begin Excerpted data

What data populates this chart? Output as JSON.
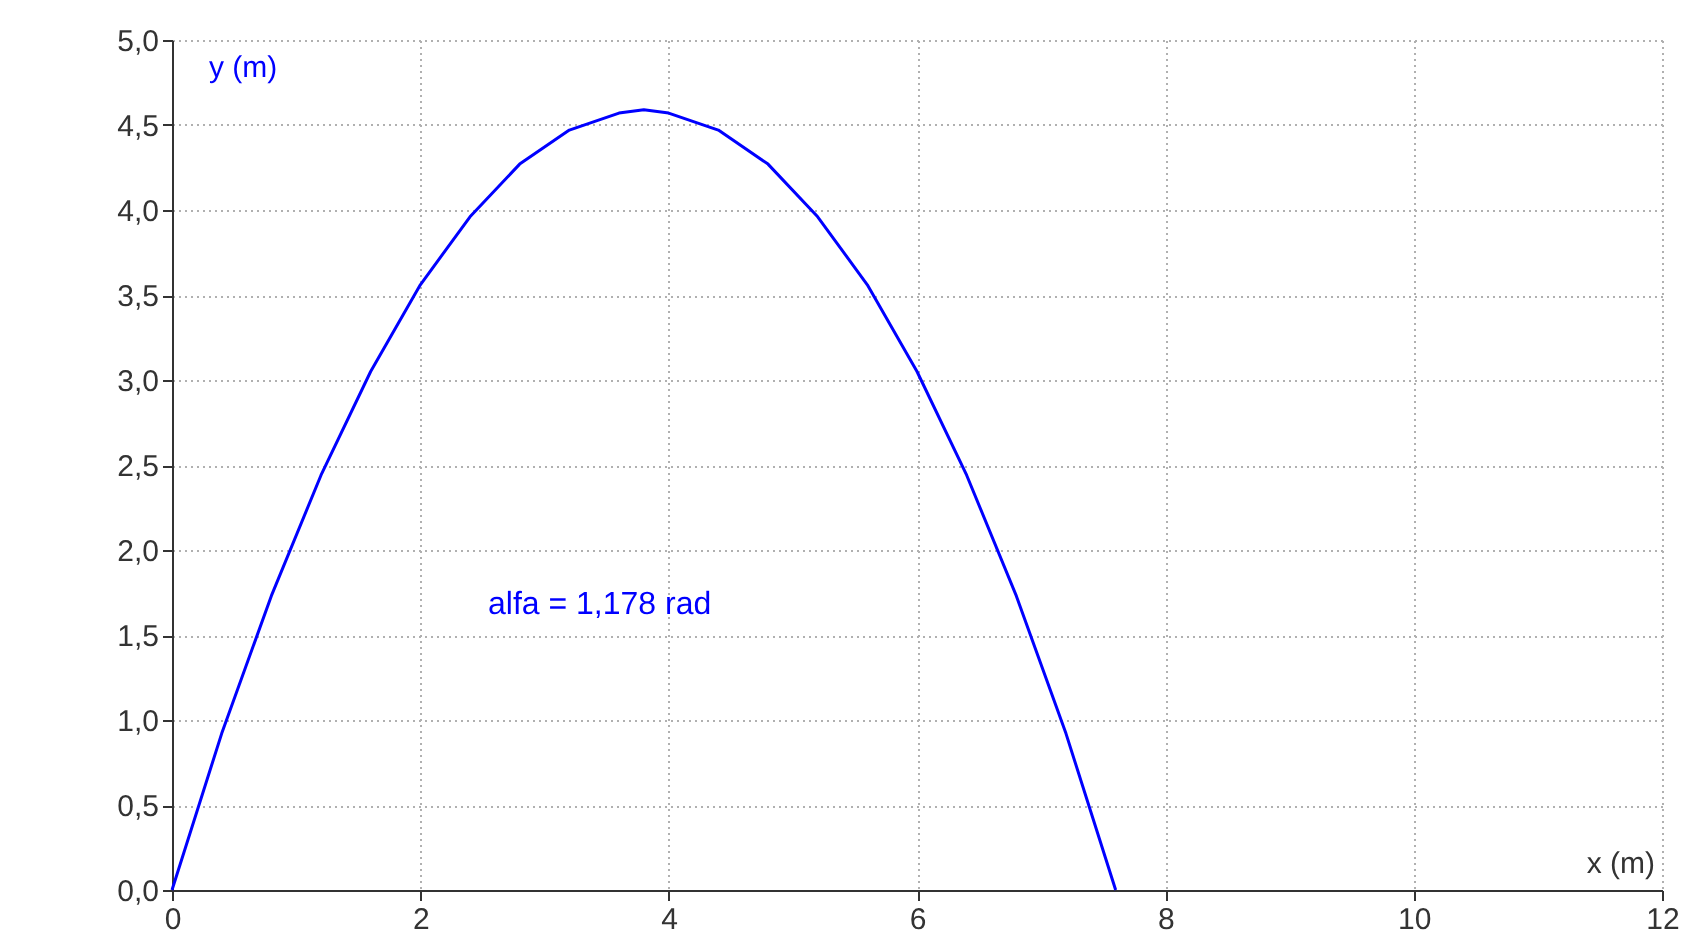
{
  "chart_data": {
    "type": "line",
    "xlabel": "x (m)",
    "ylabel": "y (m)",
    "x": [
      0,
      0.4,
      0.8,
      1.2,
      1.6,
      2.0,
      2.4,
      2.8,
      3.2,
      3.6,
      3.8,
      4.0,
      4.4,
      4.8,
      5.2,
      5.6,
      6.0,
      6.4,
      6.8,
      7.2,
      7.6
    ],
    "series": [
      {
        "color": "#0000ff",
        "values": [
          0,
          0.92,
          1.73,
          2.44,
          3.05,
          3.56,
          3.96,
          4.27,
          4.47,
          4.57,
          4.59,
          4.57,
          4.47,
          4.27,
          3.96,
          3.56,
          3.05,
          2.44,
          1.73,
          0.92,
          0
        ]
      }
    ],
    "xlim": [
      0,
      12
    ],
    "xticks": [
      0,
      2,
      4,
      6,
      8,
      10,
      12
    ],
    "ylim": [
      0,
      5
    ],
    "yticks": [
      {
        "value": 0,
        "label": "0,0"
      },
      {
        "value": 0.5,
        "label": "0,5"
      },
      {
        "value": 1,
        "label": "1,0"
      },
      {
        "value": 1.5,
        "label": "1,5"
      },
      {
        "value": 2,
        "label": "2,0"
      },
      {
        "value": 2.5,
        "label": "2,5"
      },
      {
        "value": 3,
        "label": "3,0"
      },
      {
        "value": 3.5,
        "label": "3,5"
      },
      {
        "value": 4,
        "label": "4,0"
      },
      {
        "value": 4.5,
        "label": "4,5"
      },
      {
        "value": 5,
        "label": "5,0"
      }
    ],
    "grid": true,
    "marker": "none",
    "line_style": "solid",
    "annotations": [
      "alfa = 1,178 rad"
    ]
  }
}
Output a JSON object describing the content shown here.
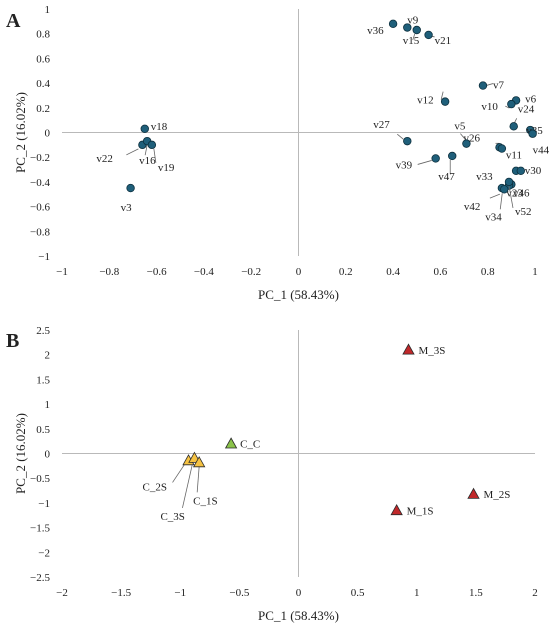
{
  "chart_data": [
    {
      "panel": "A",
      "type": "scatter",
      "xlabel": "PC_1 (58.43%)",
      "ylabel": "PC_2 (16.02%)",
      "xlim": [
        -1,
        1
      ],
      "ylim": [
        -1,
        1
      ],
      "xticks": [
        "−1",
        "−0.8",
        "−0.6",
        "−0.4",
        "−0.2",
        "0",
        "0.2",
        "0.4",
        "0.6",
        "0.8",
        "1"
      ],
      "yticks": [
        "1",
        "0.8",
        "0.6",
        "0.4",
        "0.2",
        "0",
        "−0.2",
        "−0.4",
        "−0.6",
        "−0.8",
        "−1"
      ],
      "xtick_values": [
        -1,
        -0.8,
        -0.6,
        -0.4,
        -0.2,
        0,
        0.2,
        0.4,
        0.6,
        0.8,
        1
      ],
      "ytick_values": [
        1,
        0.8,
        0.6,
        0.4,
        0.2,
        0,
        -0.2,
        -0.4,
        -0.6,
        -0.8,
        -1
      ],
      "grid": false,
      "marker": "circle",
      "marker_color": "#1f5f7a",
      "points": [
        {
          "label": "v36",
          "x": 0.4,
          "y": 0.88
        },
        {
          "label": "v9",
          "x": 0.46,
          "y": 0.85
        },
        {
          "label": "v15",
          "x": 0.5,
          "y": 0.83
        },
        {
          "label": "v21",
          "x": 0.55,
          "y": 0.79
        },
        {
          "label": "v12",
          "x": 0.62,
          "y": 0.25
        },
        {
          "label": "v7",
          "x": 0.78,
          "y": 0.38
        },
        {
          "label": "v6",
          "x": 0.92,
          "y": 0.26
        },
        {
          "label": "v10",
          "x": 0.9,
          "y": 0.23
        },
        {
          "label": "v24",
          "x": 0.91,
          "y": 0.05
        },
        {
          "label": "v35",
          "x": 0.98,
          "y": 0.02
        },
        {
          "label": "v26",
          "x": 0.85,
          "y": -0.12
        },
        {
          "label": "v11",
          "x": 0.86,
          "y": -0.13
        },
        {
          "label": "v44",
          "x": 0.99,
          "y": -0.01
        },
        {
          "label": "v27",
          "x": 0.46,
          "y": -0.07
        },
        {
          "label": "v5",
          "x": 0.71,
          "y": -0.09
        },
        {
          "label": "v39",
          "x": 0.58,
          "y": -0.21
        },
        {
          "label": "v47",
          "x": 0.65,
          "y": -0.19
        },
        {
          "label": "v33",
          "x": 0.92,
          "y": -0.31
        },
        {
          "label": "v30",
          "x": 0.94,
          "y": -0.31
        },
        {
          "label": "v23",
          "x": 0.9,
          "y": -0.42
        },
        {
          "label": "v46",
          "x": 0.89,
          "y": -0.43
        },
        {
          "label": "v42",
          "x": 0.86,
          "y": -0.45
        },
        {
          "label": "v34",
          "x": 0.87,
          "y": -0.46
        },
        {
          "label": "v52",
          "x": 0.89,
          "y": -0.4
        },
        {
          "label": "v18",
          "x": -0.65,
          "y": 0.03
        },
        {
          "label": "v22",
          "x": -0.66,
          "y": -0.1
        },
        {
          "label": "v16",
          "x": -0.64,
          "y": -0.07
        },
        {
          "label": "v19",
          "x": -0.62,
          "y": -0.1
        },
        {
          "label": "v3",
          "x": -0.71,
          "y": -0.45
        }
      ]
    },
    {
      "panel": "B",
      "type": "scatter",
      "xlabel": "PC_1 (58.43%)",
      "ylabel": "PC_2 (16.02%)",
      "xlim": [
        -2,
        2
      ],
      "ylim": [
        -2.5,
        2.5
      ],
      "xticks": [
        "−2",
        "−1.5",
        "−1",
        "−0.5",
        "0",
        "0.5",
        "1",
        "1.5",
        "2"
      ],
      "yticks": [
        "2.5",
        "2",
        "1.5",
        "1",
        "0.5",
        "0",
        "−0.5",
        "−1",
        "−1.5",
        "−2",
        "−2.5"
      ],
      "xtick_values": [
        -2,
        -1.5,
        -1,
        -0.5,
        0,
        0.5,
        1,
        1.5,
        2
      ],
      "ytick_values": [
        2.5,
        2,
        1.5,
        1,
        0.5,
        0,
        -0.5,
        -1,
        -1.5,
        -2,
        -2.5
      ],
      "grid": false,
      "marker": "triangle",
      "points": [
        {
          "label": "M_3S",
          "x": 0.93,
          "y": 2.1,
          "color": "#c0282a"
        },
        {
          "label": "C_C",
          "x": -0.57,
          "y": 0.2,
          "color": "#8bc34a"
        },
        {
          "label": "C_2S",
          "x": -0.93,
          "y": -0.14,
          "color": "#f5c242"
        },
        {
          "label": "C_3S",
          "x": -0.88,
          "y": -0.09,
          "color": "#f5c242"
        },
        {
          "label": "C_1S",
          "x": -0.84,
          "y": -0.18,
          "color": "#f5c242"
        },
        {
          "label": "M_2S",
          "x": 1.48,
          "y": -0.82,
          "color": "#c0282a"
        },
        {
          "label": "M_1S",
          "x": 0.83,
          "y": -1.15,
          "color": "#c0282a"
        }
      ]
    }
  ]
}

end Excerpted data

Work required -
Leave out all images, then reproduce the entries above exactly.

Result of the task -
What data populates this chart? Output as JSON.
{
  "chart_data": {
    "type": "line",
    "xlabel": "x (m)",
    "ylabel": "y (m)",
    "x": [
      0,
      0.4,
      0.8,
      1.2,
      1.6,
      2.0,
      2.4,
      2.8,
      3.2,
      3.6,
      3.8,
      4.0,
      4.4,
      4.8,
      5.2,
      5.6,
      6.0,
      6.4,
      6.8,
      7.2,
      7.6
    ],
    "series": [
      {
        "color": "#0000ff",
        "values": [
          0,
          0.92,
          1.73,
          2.44,
          3.05,
          3.56,
          3.96,
          4.27,
          4.47,
          4.57,
          4.59,
          4.57,
          4.47,
          4.27,
          3.96,
          3.56,
          3.05,
          2.44,
          1.73,
          0.92,
          0
        ]
      }
    ],
    "xlim": [
      0,
      12
    ],
    "xticks": [
      0,
      2,
      4,
      6,
      8,
      10,
      12
    ],
    "ylim": [
      0,
      5
    ],
    "yticks": [
      {
        "value": 0,
        "label": "0,0"
      },
      {
        "value": 0.5,
        "label": "0,5"
      },
      {
        "value": 1,
        "label": "1,0"
      },
      {
        "value": 1.5,
        "label": "1,5"
      },
      {
        "value": 2,
        "label": "2,0"
      },
      {
        "value": 2.5,
        "label": "2,5"
      },
      {
        "value": 3,
        "label": "3,0"
      },
      {
        "value": 3.5,
        "label": "3,5"
      },
      {
        "value": 4,
        "label": "4,0"
      },
      {
        "value": 4.5,
        "label": "4,5"
      },
      {
        "value": 5,
        "label": "5,0"
      }
    ],
    "grid": true,
    "marker": "none",
    "line_style": "solid",
    "annotations": [
      "alfa = 1,178 rad"
    ]
  }
}
Output a JSON object describing the content shown here.
{
  "chart_data": [
    {
      "panel": "A",
      "type": "scatter",
      "xlabel": "PC_1 (58.43%)",
      "ylabel": "PC_2 (16.02%)",
      "xlim": [
        -1,
        1
      ],
      "ylim": [
        -1,
        1
      ],
      "xticks": [
        "−1",
        "−0.8",
        "−0.6",
        "−0.4",
        "−0.2",
        "0",
        "0.2",
        "0.4",
        "0.6",
        "0.8",
        "1"
      ],
      "yticks": [
        "1",
        "0.8",
        "0.6",
        "0.4",
        "0.2",
        "0",
        "−0.2",
        "−0.4",
        "−0.6",
        "−0.8",
        "−1"
      ],
      "xtick_values": [
        -1,
        -0.8,
        -0.6,
        -0.4,
        -0.2,
        0,
        0.2,
        0.4,
        0.6,
        0.8,
        1
      ],
      "ytick_values": [
        1,
        0.8,
        0.6,
        0.4,
        0.2,
        0,
        -0.2,
        -0.4,
        -0.6,
        -0.8,
        -1
      ],
      "grid": false,
      "marker": "circle",
      "marker_color": "#1f5f7a",
      "points": [
        {
          "label": "v36",
          "x": 0.4,
          "y": 0.88
        },
        {
          "label": "v9",
          "x": 0.46,
          "y": 0.85
        },
        {
          "label": "v15",
          "x": 0.5,
          "y": 0.83
        },
        {
          "label": "v21",
          "x": 0.55,
          "y": 0.79
        },
        {
          "label": "v12",
          "x": 0.62,
          "y": 0.25
        },
        {
          "label": "v7",
          "x": 0.78,
          "y": 0.38
        },
        {
          "label": "v6",
          "x": 0.92,
          "y": 0.26
        },
        {
          "label": "v10",
          "x": 0.9,
          "y": 0.23
        },
        {
          "label": "v24",
          "x": 0.91,
          "y": 0.05
        },
        {
          "label": "v35",
          "x": 0.98,
          "y": 0.02
        },
        {
          "label": "v26",
          "x": 0.85,
          "y": -0.12
        },
        {
          "label": "v11",
          "x": 0.86,
          "y": -0.13
        },
        {
          "label": "v44",
          "x": 0.99,
          "y": -0.01
        },
        {
          "label": "v27",
          "x": 0.46,
          "y": -0.07
        },
        {
          "label": "v5",
          "x": 0.71,
          "y": -0.09
        },
        {
          "label": "v39",
          "x": 0.58,
          "y": -0.21
        },
        {
          "label": "v47",
          "x": 0.65,
          "y": -0.19
        },
        {
          "label": "v33",
          "x": 0.92,
          "y": -0.31
        },
        {
          "label": "v30",
          "x": 0.94,
          "y": -0.31
        },
        {
          "label": "v23",
          "x": 0.9,
          "y": -0.42
        },
        {
          "label": "v46",
          "x": 0.89,
          "y": -0.43
        },
        {
          "label": "v42",
          "x": 0.86,
          "y": -0.45
        },
        {
          "label": "v34",
          "x": 0.87,
          "y": -0.46
        },
        {
          "label": "v52",
          "x": 0.89,
          "y": -0.4
        },
        {
          "label": "v18",
          "x": -0.65,
          "y": 0.03
        },
        {
          "label": "v22",
          "x": -0.66,
          "y": -0.1
        },
        {
          "label": "v16",
          "x": -0.64,
          "y": -0.07
        },
        {
          "label": "v19",
          "x": -0.62,
          "y": -0.1
        },
        {
          "label": "v3",
          "x": -0.71,
          "y": -0.45
        }
      ]
    },
    {
      "panel": "B",
      "type": "scatter",
      "xlabel": "PC_1 (58.43%)",
      "ylabel": "PC_2 (16.02%)",
      "xlim": [
        -2,
        2
      ],
      "ylim": [
        -2.5,
        2.5
      ],
      "xticks": [
        "−2",
        "−1.5",
        "−1",
        "−0.5",
        "0",
        "0.5",
        "1",
        "1.5",
        "2"
      ],
      "yticks": [
        "2.5",
        "2",
        "1.5",
        "1",
        "0.5",
        "0",
        "−0.5",
        "−1",
        "−1.5",
        "−2",
        "−2.5"
      ],
      "xtick_values": [
        -2,
        -1.5,
        -1,
        -0.5,
        0,
        0.5,
        1,
        1.5,
        2
      ],
      "ytick_values": [
        2.5,
        2,
        1.5,
        1,
        0.5,
        0,
        -0.5,
        -1,
        -1.5,
        -2,
        -2.5
      ],
      "grid": false,
      "marker": "triangle",
      "points": [
        {
          "label": "M_3S",
          "x": 0.93,
          "y": 2.1,
          "color": "#c0282a"
        },
        {
          "label": "C_C",
          "x": -0.57,
          "y": 0.2,
          "color": "#8bc34a"
        },
        {
          "label": "C_2S",
          "x": -0.93,
          "y": -0.14,
          "color": "#f5c242"
        },
        {
          "label": "C_3S",
          "x": -0.88,
          "y": -0.09,
          "color": "#f5c242"
        },
        {
          "label": "C_1S",
          "x": -0.84,
          "y": -0.18,
          "color": "#f5c242"
        },
        {
          "label": "M_2S",
          "x": 1.48,
          "y": -0.82,
          "color": "#c0282a"
        },
        {
          "label": "M_1S",
          "x": 0.83,
          "y": -1.15,
          "color": "#c0282a"
        }
      ]
    }
  ]
}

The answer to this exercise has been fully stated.